== SOURCE MATERIAL

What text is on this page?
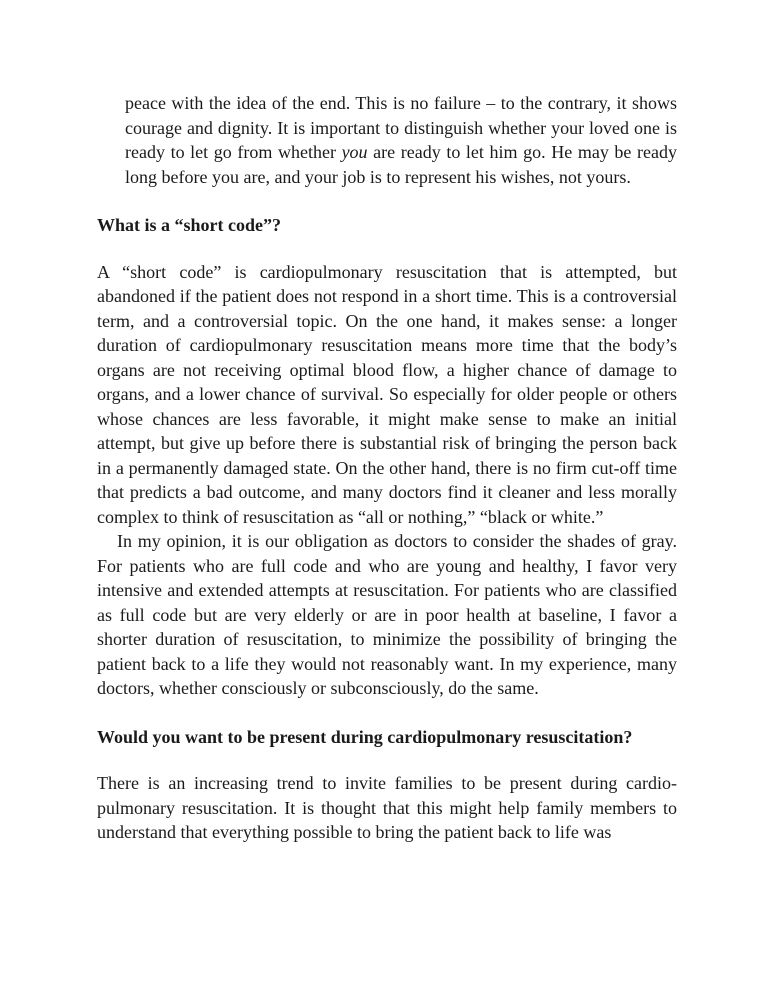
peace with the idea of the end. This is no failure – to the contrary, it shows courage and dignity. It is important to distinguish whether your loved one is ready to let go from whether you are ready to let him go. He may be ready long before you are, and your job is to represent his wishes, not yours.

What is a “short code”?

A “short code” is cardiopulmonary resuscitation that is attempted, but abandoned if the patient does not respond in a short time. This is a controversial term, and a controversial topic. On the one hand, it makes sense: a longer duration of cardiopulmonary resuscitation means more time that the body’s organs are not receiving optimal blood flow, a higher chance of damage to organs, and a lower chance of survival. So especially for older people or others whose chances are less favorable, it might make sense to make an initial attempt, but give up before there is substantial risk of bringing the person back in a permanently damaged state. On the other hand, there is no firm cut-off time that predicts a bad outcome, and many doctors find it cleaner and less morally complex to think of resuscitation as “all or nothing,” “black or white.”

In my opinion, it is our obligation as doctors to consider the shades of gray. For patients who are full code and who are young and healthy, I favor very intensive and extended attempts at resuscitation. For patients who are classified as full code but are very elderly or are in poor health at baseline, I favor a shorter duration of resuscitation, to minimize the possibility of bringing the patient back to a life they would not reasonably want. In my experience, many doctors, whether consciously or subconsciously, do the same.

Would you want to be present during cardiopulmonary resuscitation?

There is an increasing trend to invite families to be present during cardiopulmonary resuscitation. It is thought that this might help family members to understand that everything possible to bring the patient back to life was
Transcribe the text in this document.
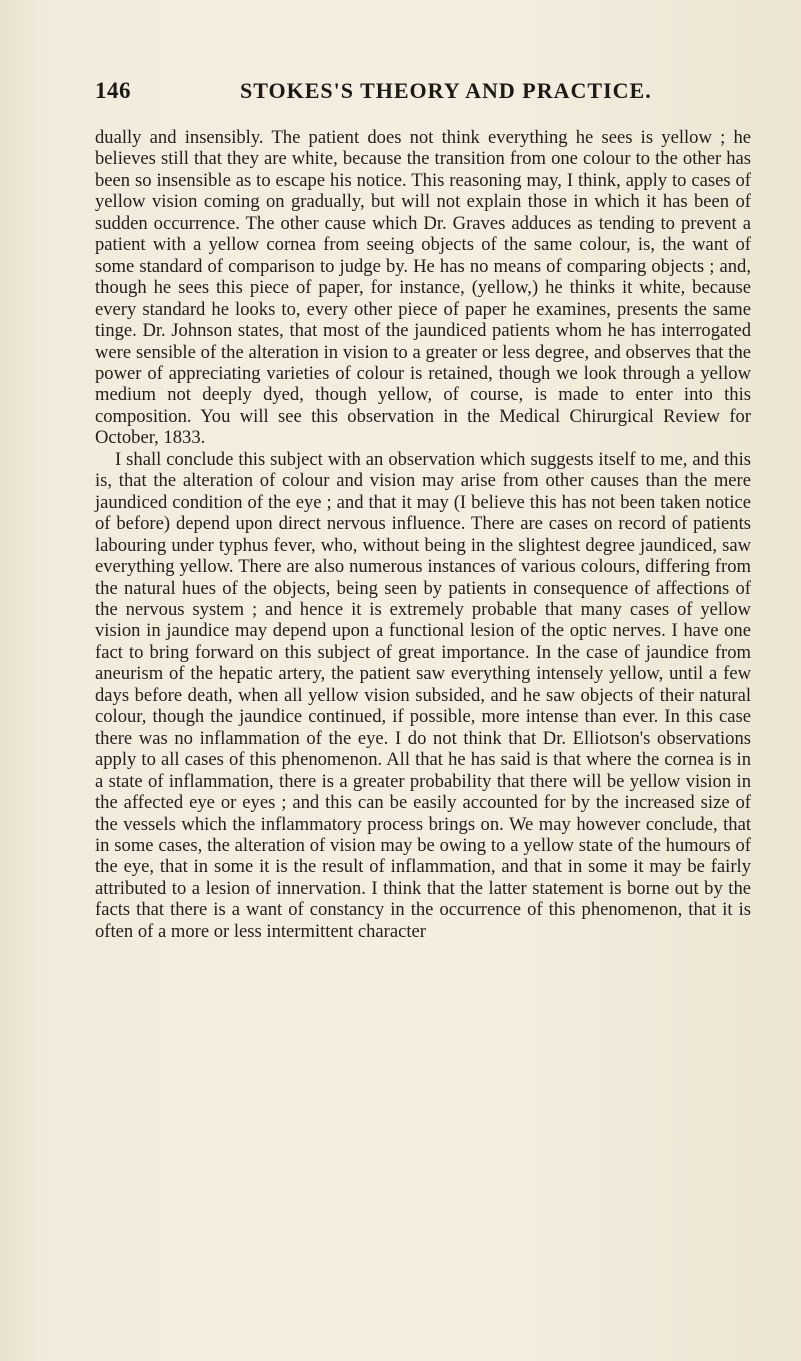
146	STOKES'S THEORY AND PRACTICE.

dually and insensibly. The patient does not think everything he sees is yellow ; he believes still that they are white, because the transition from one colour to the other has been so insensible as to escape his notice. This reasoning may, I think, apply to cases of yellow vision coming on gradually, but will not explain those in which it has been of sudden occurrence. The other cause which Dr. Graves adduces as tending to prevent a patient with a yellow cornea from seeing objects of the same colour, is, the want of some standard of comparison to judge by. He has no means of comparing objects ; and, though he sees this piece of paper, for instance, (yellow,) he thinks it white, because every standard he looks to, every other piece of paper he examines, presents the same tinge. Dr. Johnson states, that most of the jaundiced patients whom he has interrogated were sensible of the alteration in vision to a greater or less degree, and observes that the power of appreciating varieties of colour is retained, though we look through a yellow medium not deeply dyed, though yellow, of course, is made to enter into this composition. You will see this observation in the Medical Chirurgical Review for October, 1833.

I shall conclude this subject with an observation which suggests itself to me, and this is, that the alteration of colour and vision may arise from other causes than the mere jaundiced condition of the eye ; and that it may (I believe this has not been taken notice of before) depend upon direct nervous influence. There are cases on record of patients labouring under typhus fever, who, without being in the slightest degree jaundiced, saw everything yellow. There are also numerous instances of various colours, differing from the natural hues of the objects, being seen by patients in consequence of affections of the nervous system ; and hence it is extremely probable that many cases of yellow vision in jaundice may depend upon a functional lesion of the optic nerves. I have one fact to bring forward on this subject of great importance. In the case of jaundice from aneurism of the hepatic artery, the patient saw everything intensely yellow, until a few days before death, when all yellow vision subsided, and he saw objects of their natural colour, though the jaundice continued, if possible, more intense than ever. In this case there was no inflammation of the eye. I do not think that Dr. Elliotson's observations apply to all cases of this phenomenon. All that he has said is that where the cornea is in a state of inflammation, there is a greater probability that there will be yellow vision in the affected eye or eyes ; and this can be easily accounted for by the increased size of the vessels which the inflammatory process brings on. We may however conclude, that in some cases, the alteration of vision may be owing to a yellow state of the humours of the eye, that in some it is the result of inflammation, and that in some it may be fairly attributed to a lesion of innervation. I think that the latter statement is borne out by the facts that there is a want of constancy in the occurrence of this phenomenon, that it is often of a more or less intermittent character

====
== SOURCE MATERIAL

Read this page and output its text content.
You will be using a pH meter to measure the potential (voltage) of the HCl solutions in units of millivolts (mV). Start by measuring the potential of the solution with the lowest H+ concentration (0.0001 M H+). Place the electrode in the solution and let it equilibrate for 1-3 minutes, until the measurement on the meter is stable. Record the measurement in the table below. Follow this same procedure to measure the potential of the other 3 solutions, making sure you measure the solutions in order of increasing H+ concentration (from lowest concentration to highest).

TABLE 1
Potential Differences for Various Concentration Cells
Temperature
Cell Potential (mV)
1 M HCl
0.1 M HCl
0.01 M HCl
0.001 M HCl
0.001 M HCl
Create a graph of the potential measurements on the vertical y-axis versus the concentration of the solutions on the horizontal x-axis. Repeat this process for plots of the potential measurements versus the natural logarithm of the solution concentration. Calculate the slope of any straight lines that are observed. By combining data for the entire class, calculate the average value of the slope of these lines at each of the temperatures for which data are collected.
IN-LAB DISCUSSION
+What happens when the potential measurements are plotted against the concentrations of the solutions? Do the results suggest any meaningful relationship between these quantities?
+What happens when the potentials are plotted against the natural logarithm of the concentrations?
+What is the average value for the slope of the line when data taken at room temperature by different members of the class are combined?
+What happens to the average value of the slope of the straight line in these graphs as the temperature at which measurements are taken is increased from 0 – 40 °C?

====
== SOURCE MATERIAL

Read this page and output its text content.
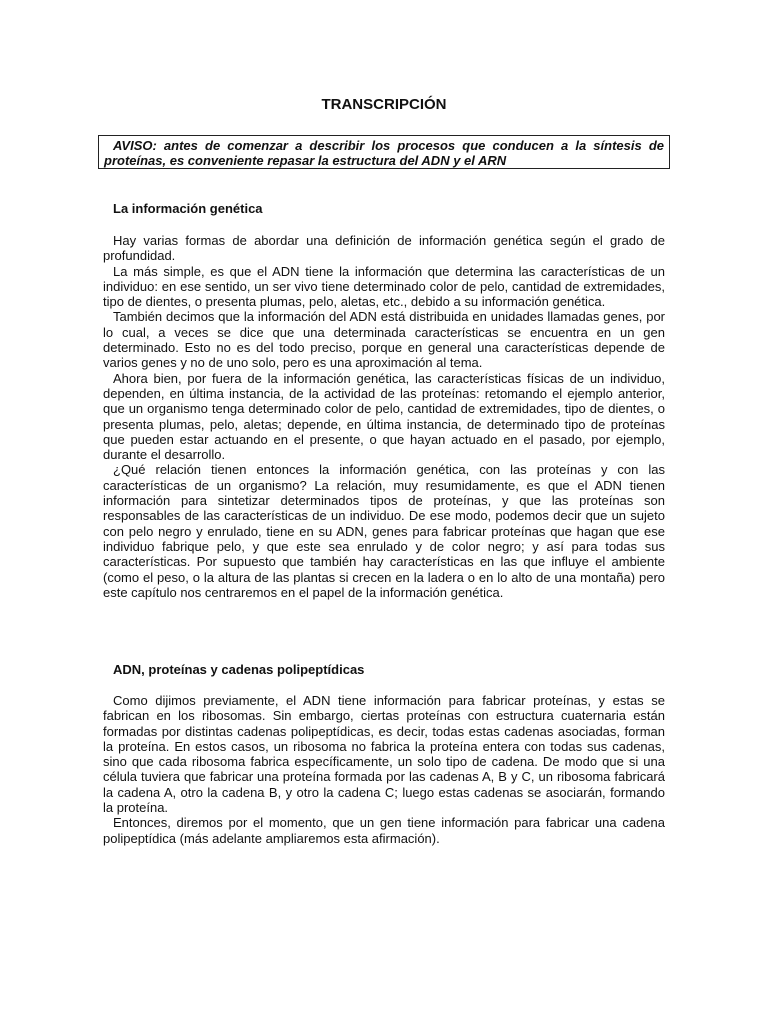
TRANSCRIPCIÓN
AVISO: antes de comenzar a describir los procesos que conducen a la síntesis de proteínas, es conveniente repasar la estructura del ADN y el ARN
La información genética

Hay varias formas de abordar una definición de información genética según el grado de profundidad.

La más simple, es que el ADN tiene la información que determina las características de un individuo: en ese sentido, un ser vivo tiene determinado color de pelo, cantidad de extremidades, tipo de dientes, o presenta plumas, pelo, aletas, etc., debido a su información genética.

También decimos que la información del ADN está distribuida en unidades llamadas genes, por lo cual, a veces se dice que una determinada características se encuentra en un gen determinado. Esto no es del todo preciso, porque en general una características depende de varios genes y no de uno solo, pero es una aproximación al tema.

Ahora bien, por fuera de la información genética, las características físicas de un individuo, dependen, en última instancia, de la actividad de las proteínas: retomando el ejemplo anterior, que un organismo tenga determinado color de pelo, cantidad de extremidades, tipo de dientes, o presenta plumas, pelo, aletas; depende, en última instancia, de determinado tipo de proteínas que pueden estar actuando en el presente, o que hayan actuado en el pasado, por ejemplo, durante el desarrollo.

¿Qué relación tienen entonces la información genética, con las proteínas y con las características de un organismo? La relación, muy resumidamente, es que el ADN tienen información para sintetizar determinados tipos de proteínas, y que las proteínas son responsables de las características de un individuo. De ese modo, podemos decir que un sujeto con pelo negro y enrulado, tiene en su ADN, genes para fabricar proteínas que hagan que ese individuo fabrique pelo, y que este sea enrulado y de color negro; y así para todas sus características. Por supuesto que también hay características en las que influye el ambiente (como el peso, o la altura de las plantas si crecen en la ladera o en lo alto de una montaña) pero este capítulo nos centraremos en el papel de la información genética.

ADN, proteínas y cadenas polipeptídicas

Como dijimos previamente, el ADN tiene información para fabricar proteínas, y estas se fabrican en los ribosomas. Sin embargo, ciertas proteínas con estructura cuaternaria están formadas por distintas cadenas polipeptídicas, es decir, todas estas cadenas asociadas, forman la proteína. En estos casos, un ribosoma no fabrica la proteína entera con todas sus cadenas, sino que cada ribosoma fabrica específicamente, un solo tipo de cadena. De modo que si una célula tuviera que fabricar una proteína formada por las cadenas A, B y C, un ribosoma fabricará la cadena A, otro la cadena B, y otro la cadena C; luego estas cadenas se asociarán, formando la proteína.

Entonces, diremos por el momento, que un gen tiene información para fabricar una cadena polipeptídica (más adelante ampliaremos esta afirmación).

====

◆ ACTIVITY
Please return every line from the material above where the string "against" occurs.

◆ TASK ANSWER
+What happens when the potential measurements are plotted against the concentrations of the solutions? Do the results suggest any meaningful relationship between these quantities?
+What happens when the potentials are plotted against the natural logarithm of the concentrations?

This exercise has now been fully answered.